===== Data supplied =====

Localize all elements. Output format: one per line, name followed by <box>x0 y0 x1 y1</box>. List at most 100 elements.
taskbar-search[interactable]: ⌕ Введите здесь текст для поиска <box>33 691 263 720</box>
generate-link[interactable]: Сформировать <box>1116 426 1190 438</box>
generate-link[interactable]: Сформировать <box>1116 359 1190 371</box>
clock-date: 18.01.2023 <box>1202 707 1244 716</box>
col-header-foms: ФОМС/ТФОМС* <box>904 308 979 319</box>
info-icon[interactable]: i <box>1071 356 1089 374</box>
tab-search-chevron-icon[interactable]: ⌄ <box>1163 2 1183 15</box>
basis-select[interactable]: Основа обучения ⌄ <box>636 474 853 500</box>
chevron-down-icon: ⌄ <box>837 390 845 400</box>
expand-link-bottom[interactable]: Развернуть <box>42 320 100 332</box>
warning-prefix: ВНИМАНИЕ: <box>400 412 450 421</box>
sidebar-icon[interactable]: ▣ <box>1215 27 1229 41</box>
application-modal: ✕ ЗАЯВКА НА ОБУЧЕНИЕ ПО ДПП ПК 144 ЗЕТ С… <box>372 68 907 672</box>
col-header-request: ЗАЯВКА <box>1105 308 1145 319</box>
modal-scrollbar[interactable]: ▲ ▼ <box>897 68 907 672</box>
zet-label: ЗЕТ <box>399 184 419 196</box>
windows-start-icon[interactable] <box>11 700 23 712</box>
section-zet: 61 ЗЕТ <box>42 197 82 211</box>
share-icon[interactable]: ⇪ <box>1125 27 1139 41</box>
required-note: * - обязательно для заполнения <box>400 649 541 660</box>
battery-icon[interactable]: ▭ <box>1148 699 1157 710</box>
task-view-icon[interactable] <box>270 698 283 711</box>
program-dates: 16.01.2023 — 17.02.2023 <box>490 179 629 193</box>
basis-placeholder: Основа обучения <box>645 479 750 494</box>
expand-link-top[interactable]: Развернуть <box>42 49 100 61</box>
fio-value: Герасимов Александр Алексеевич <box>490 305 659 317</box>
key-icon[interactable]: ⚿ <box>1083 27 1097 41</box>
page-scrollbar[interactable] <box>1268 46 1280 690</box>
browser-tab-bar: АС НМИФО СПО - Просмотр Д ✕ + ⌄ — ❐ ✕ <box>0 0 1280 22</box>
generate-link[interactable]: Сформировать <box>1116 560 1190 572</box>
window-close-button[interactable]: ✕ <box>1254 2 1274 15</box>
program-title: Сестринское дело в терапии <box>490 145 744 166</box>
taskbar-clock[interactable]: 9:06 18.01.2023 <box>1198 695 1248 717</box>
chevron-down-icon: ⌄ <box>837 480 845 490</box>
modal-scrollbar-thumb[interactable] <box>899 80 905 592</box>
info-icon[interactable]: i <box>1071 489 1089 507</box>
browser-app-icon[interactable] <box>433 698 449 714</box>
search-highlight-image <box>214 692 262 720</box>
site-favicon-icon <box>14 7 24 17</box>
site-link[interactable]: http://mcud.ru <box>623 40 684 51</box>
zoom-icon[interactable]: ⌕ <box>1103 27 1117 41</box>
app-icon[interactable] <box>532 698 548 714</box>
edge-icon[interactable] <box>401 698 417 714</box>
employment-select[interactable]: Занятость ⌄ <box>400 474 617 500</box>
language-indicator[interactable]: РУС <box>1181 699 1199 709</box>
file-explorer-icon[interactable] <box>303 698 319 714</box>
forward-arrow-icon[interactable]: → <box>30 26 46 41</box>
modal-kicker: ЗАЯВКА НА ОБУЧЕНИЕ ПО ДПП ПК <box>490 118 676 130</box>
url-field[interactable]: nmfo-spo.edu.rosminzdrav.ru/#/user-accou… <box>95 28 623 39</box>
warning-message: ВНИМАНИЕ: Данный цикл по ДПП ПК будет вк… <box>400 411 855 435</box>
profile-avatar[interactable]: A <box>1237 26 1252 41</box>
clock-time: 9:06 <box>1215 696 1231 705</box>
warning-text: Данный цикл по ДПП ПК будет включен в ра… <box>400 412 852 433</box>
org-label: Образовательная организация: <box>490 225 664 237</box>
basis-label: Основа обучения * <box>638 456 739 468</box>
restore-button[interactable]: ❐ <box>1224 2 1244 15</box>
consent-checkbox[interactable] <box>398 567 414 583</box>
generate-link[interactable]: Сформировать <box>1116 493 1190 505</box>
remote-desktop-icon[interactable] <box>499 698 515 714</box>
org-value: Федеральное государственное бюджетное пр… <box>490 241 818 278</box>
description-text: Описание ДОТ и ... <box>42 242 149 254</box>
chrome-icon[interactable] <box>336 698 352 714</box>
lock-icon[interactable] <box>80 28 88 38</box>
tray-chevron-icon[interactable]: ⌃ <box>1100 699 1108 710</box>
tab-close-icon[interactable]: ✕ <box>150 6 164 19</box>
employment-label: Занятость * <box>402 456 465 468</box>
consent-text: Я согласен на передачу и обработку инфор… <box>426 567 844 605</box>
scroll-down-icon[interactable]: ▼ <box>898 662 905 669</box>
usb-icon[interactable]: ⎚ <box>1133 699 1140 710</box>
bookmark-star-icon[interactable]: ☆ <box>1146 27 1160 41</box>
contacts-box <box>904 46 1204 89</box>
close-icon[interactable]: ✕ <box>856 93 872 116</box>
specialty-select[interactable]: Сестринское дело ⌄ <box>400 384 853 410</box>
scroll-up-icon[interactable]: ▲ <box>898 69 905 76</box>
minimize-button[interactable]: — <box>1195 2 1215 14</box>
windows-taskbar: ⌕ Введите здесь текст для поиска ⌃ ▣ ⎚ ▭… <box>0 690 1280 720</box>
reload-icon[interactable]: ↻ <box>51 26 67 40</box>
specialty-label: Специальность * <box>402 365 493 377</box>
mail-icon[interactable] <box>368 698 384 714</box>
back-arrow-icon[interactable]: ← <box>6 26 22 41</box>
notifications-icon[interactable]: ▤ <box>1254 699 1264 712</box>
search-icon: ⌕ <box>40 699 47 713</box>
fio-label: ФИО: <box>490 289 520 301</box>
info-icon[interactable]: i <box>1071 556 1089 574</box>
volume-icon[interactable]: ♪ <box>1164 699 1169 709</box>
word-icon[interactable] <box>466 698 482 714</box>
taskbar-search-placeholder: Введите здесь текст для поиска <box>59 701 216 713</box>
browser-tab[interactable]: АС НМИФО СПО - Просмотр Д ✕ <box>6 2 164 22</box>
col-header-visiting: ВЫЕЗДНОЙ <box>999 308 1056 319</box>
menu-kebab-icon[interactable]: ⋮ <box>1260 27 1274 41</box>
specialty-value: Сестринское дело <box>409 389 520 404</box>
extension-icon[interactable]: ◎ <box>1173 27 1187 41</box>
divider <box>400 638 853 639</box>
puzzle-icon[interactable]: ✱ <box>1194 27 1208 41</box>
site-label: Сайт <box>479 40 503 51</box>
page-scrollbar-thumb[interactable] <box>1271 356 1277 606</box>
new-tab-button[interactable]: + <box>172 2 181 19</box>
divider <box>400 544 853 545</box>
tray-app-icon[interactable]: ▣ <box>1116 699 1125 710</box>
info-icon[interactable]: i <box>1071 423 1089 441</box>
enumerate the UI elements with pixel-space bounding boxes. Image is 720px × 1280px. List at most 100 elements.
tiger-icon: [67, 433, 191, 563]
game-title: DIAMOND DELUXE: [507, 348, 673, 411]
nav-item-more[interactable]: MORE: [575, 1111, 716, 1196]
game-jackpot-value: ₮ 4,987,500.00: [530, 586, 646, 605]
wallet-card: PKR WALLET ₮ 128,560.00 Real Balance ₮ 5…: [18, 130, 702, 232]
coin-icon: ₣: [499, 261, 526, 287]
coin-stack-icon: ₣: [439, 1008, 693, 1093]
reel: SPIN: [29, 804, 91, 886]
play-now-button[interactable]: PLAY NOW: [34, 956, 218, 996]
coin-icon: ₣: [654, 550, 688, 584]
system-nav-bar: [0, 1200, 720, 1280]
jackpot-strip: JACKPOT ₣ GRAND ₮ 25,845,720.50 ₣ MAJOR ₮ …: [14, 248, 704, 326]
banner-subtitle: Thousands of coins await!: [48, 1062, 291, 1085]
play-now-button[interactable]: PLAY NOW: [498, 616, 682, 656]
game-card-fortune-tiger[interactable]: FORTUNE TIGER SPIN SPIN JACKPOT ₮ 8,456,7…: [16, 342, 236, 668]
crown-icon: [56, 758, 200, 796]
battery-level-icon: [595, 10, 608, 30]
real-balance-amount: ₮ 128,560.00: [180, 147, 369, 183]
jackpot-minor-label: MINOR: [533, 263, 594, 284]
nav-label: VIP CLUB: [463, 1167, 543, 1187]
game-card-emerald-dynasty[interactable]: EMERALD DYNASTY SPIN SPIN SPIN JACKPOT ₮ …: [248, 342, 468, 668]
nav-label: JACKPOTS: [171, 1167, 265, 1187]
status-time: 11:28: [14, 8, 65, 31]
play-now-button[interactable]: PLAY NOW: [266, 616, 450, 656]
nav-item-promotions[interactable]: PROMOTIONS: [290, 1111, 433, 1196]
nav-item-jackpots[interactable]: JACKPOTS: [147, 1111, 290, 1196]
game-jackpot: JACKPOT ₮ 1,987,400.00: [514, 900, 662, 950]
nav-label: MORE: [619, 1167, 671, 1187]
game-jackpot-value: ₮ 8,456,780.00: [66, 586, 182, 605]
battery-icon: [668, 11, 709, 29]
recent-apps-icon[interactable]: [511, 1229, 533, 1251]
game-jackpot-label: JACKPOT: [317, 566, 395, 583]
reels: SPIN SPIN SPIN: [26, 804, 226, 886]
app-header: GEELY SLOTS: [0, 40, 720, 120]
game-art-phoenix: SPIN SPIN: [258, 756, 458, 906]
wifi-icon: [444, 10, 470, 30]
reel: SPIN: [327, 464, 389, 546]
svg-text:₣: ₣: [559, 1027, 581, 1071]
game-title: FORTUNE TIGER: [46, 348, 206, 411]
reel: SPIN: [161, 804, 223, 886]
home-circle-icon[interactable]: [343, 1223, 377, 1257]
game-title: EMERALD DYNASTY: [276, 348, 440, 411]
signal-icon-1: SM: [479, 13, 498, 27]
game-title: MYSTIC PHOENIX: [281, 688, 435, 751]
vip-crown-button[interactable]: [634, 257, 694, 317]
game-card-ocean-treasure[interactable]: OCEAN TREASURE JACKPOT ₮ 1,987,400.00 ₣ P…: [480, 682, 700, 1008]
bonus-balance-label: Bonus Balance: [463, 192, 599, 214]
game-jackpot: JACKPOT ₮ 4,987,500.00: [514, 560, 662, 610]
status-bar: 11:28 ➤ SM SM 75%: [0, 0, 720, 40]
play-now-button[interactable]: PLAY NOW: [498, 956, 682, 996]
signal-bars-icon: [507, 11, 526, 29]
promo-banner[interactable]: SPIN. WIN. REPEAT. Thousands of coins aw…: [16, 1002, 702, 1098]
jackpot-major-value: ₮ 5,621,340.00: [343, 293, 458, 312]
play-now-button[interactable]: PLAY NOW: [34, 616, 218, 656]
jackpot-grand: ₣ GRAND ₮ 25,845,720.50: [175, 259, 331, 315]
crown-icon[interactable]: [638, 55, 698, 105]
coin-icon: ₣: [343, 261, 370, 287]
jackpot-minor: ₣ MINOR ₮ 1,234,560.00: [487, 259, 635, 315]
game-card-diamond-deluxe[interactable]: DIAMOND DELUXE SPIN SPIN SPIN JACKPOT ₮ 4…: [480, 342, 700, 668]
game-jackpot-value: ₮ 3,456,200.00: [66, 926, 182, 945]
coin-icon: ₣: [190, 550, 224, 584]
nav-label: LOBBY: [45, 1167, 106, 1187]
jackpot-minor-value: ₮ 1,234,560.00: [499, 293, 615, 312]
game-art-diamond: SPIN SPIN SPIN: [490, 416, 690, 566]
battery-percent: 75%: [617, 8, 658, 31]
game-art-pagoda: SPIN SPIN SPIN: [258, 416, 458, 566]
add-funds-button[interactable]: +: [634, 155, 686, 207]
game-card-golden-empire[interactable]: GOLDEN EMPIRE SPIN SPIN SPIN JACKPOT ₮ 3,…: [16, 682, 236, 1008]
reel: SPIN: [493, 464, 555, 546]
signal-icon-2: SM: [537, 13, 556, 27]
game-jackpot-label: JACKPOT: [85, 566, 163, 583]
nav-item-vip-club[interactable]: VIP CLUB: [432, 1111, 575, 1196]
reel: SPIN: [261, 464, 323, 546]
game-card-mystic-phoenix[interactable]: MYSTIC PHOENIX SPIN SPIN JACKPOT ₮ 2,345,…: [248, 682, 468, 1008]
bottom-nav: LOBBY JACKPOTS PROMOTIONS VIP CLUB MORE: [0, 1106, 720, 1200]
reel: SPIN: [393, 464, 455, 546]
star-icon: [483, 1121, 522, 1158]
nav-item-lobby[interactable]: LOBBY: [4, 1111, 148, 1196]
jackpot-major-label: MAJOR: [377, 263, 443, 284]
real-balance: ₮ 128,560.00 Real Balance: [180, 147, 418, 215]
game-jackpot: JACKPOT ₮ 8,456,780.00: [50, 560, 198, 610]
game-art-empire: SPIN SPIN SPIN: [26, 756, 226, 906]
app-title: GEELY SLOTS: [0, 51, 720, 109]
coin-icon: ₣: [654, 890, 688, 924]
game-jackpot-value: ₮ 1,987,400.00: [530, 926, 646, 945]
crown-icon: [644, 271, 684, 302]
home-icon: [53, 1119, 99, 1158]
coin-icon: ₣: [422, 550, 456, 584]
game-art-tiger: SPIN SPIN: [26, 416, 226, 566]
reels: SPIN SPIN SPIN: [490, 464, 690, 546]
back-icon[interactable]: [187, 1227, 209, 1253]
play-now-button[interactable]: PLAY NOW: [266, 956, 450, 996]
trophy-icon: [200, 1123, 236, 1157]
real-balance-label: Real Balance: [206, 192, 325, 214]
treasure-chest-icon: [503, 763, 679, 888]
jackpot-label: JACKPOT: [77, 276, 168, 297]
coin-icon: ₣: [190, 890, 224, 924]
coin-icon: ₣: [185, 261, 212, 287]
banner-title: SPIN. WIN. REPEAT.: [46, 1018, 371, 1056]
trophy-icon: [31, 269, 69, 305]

=====

Stated goal |
Edit the listing from its first line through the line that contains "generate-link[interactable]: Сформировать <box>1116 426", replacing "Localize" with "Locate" and leaving everything else unchanged. Give back only those edited lines.

Response to this task |
Locate all elements. Output format: one per line, name followed by <box>x0 y0 x1 y1</box>. List at most 100 elements.
taskbar-search[interactable]: ⌕ Введите здесь текст для поиска <box>33 691 263 720</box>
generate-link[interactable]: Сформировать <box>1116 426 1190 438</box>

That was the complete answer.